Quote all of the data exactly as given. Skip every picture it contains.

— Start —

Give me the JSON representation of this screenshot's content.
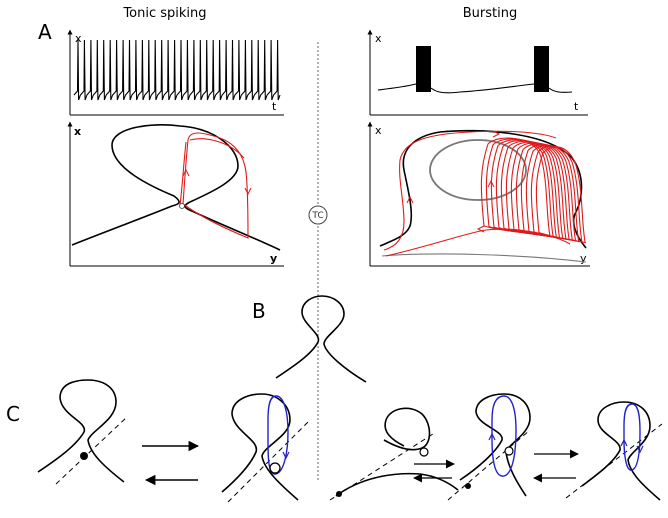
{
  "titles": {
    "left": "Tonic spiking",
    "right": "Bursting"
  },
  "panels": {
    "a": "A",
    "b": "B",
    "c": "C"
  },
  "axes": {
    "x": "x",
    "t": "t",
    "y": "y"
  },
  "divider_label": "TC",
  "colors": {
    "trajectory": "#e01a1a",
    "cycle": "#2222cc",
    "curve": "#000000",
    "divider": "#666666"
  },
  "tonic_spikes": 32,
  "burst_spikes": 2
}
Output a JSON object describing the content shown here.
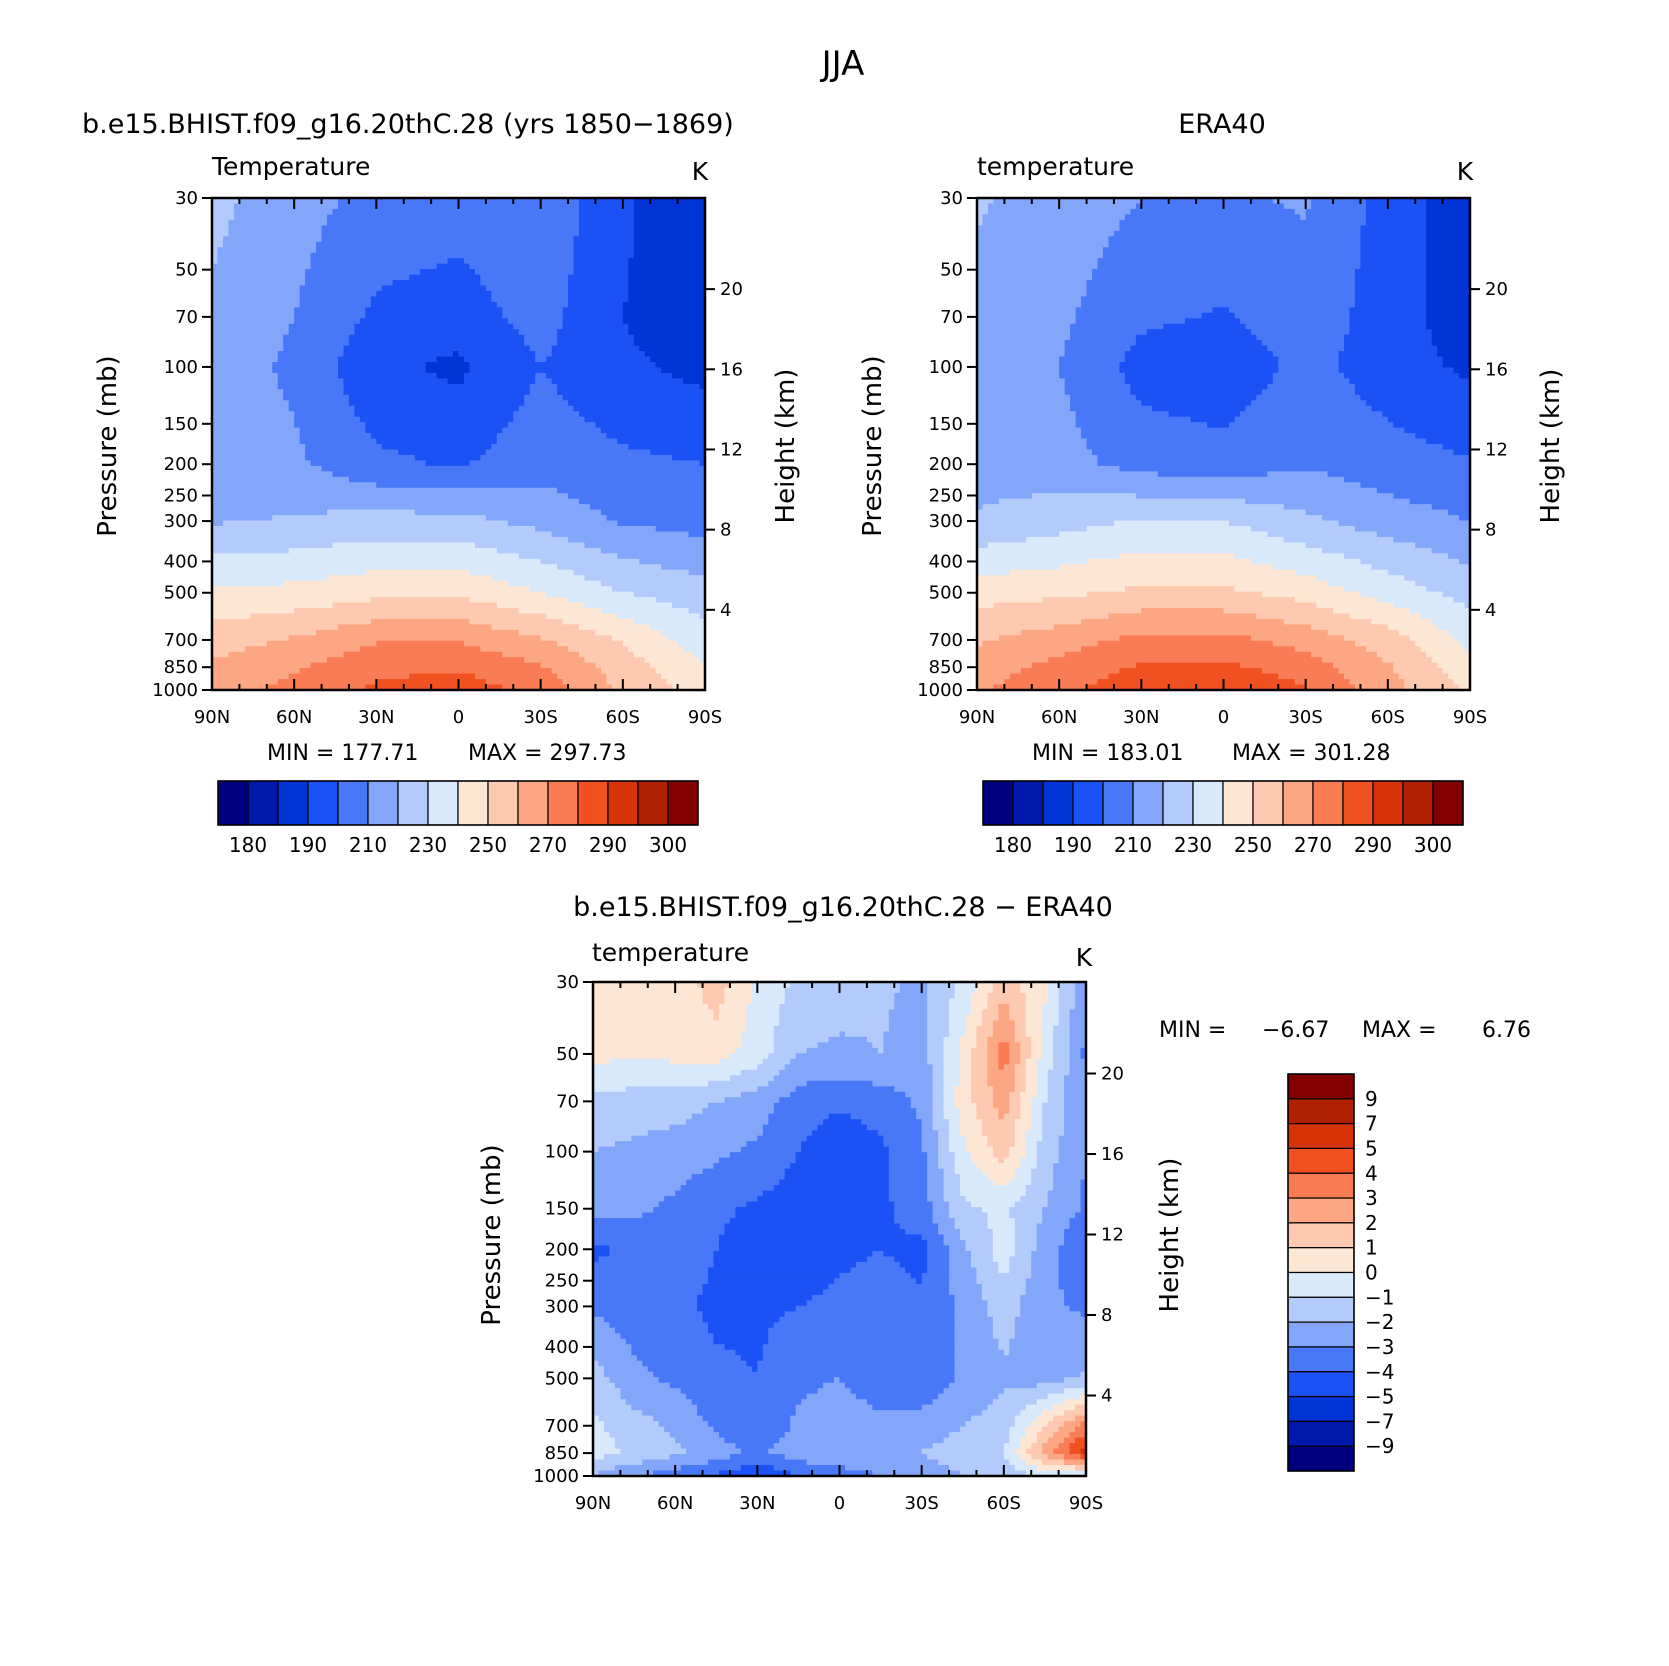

— End —

*Response*
Give me the JSON representation of this screenshot's content.
{
  "titles": {
    "left": "Tonic spiking",
    "right": "Bursting"
  },
  "panels": {
    "a": "A",
    "b": "B",
    "c": "C"
  },
  "axes": {
    "x": "x",
    "t": "t",
    "y": "y"
  },
  "divider_label": "TC",
  "colors": {
    "trajectory": "#e01a1a",
    "cycle": "#2222cc",
    "curve": "#000000",
    "divider": "#666666"
  },
  "tonic_spikes": 32,
  "burst_spikes": 2
}
Output a JSON object describing the content shown here.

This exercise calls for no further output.